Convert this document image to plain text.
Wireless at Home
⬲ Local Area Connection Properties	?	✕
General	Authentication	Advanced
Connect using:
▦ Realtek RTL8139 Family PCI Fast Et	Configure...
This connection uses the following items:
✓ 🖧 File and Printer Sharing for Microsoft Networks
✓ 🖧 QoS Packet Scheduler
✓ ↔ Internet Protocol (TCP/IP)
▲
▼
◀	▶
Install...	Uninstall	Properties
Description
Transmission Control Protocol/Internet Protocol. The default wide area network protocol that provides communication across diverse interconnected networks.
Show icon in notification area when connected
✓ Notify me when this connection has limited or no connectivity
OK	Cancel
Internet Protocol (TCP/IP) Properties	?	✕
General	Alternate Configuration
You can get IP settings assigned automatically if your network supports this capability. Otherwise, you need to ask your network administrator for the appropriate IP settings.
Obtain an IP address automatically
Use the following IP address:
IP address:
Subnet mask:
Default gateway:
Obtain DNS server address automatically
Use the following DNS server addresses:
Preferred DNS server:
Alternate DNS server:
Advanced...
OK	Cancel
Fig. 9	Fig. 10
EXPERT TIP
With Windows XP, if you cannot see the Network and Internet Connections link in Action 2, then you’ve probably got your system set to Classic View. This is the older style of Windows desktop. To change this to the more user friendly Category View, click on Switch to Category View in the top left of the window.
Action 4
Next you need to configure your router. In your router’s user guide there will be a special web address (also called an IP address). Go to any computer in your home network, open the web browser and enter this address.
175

· · · · ·

→ **BRIEF**: Extract all of the data exactly as written.

→ **OUTPUT**:
Convert this document image to plain text.
Wireless at Home
⬲ Local Area Connection Properties	?	✕
General	Authentication	Advanced
Connect using:
▦ Realtek RTL8139 Family PCI Fast Et	Configure...
This connection uses the following items:
✓ 🖧 File and Printer Sharing for Microsoft Networks
✓ 🖧 QoS Packet Scheduler
✓ ↔ Internet Protocol (TCP/IP)
▲
▼
◀	▶
Install...	Uninstall	Properties
Description
Transmission Control Protocol/Internet Protocol. The default wide area network protocol that provides communication across diverse interconnected networks.
Show icon in notification area when connected
✓ Notify me when this connection has limited or no connectivity
OK	Cancel
Internet Protocol (TCP/IP) Properties	?	✕
General	Alternate Configuration
You can get IP settings assigned automatically if your network supports this capability. Otherwise, you need to ask your network administrator for the appropriate IP settings.
Obtain an IP address automatically
Use the following IP address:
IP address:
Subnet mask:
Default gateway:
Obtain DNS server address automatically
Use the following DNS server addresses:
Preferred DNS server:
Alternate DNS server:
Advanced...
OK	Cancel
Fig. 9	Fig. 10
EXPERT TIP
With Windows XP, if you cannot see the Network and Internet Connections link in Action 2, then you’ve probably got your system set to Classic View. This is the older style of Windows desktop. To change this to the more user friendly Category View, click on Switch to Category View in the top left of the window.
Action 4
Next you need to configure your router. In your router’s user guide there will be a special web address (also called an IP address). Go to any computer in your home network, open the web browser and enter this address.
175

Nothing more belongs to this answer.